**과제**.
아동 모발이식수술 지원 안내문을 마지막 줄 다음부터 이어서 쓰세요.

**제공된 글**.
민간 복지서비스

기업, 단체 등에서 제공되는 다양한 복지혜택을 찾아 이용해 보세요.


※ 사업내용은 사업수행기관에서 제공한 자료이며, 기관의 운영 기준에 따라 변경될 수 있습니다.

사업기간은 신청기간과 다르므로, 신청기간이 별도로 명시되지 않은 경우 해당기관에 확인 후 신청 바랍니다.

(재)월정어린이복지재단 아동 모발이식수술 지원

기관명 (재)월정어린이복지재단
담당자명 신지은
사업기간 2020-06-01 ~ 2020-12-31
전화 02-437-2219
이메일 5440421@hanmail.net
  • 사업목적
    재단법인 월정어린이복지재단에서는 모스트의원과 함께 아동의 두피 흉터나 상처를 가려줄 모발이식 수술지원 사업을 진행합니다.
  • 지원대상
    - 두피 흉터를 가리고자 희망하는 국내 거주 만 10 ~ 18세 미만의 아동
    ( 예시 : 뇌수술로 인한 두피 흉터, 화상, 선천성 두피 상처 · 측두부 탈모 )
    - 내과적 질환이 없고, 국소마취 피부수술에 제한이 없는 건강상태의 아동
    - 경제적 어려움으로 해당 수술 지원이 필요한 아동
  • 지원내용
    - 모발 이식 수술 및 관련 진료비
  • 신청방법
    - 신청 방법 : 신청서와 첨부서류를 1개의 폴더로 압축하여 이메일접수
    - 접수 이메일 주소 : 5440421@hanmail.net
  • 제출서류
    1) 신청서 (재단 홈페이지 내 서식 이용)
    2) 두피 흉터 사진 (JPG 파일 첨부 제출)

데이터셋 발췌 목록
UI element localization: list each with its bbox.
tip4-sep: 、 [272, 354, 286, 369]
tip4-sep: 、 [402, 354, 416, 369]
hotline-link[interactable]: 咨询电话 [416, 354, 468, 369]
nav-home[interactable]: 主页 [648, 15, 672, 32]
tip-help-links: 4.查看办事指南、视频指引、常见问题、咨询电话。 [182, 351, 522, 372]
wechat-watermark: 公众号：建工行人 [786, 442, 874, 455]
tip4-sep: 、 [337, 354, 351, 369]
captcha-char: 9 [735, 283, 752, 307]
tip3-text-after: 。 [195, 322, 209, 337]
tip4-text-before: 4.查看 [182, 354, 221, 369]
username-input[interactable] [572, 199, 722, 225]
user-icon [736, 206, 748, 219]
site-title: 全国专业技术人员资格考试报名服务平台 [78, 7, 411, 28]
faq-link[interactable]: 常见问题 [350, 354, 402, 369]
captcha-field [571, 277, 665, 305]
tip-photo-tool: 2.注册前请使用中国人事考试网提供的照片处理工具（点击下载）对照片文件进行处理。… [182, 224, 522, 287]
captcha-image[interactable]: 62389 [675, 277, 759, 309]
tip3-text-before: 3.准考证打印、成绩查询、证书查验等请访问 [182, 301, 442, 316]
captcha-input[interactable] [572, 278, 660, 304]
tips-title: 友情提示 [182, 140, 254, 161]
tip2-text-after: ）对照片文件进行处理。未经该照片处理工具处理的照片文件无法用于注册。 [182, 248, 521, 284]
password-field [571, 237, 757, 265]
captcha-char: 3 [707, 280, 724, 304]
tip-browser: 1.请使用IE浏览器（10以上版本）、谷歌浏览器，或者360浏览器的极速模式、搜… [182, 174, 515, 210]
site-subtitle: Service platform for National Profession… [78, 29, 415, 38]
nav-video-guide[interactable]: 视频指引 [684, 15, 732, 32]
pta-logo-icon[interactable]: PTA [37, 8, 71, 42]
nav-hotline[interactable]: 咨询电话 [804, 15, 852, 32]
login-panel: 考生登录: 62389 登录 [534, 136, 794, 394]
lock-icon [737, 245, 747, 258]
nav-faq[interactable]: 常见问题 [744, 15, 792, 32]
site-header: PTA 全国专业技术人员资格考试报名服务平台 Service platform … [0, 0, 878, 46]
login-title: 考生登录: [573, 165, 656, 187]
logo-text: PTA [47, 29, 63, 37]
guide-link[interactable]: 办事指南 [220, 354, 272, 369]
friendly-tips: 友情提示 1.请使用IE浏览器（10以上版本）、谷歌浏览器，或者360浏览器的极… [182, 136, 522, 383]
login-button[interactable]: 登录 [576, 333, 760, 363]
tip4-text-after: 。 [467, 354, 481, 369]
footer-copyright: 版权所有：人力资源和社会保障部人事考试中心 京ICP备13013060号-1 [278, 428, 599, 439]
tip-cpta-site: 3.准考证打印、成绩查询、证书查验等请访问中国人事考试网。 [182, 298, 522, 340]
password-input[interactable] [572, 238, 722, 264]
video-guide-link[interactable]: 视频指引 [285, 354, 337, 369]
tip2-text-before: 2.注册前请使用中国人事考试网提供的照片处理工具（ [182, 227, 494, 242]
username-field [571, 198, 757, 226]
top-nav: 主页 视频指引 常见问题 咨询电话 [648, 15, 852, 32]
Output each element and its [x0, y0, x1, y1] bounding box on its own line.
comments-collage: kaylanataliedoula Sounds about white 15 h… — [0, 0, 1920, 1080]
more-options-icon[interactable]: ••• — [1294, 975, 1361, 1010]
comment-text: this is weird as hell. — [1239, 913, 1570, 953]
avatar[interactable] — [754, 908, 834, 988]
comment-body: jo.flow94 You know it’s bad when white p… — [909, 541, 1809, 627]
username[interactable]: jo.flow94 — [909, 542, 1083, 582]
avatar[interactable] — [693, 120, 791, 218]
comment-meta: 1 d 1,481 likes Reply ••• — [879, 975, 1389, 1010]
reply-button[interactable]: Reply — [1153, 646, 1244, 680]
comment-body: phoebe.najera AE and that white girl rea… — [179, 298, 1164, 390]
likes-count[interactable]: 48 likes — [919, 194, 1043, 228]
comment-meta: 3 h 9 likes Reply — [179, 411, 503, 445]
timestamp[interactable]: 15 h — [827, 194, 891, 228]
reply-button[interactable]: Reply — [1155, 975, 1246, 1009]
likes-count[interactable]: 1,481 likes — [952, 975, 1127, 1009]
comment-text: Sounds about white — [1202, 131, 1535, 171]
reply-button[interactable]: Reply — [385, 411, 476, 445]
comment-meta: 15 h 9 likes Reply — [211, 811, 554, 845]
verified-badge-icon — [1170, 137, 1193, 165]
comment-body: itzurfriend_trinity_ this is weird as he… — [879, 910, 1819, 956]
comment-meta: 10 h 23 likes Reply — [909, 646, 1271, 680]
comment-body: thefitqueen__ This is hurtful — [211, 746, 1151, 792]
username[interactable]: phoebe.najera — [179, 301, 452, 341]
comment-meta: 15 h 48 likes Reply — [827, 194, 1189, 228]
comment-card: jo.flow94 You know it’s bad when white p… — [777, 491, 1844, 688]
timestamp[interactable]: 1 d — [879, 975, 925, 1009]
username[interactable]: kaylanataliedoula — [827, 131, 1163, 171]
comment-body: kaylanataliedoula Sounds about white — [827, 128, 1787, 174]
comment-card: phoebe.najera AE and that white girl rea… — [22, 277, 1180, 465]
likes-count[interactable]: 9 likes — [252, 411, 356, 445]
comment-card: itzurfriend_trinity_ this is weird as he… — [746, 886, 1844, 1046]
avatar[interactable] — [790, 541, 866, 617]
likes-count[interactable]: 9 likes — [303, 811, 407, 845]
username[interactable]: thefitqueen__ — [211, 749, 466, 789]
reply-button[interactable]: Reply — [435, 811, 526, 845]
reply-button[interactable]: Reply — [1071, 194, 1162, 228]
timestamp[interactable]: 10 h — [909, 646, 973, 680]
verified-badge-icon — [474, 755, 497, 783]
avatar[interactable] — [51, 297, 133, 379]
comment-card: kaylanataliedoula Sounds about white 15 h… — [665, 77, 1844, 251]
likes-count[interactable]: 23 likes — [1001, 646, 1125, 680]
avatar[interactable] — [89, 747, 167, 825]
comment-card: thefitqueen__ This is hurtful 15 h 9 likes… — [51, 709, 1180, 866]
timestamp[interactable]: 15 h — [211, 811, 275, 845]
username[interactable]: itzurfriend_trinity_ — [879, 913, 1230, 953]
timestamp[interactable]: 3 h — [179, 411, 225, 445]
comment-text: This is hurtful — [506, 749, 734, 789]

**과제 결과**.
    3) 2년 이내 내·외과적 질환 관련 기록 ( ※ 해당자에 한하여 제출 )
    4) 법정 저소득층 증명서 ( ※ 해당자에 한하여 제출 )
    5) 담당기관 : 법인/시설 설립(설치)허가증, 사업자등록증, 고유번호증 택일 1부
  • 기타
    - 선정인원 : 월 1명
    - 제출된 서류는 반환하지 않습니다.
    - 제출된 모든 내용은 사실에 근거하여 작성해야 합니다. 사실과 다를 경우 해당사업
    선정취소와 향후 당 재단에서 진행되는 모든 지원사업에 제외될 수 있습니다.
    - 대상자 지원의 필요성, 선정의 적절성 및 향후 효과 등을 기준하여 선정합니다.
    - 심사 기준 미달의 경우 대상자를 선정하지 않을 수 있습니다.
    - 접수 불가 : 신청서 미비 (첨부서류, 직인 미포함 등)
    - 수술 후 처방 약제비는 자부담입니다.
    - 대상 선정 후 협의를 거쳐 지원 내용이 사례로 소개될 수 있습니다.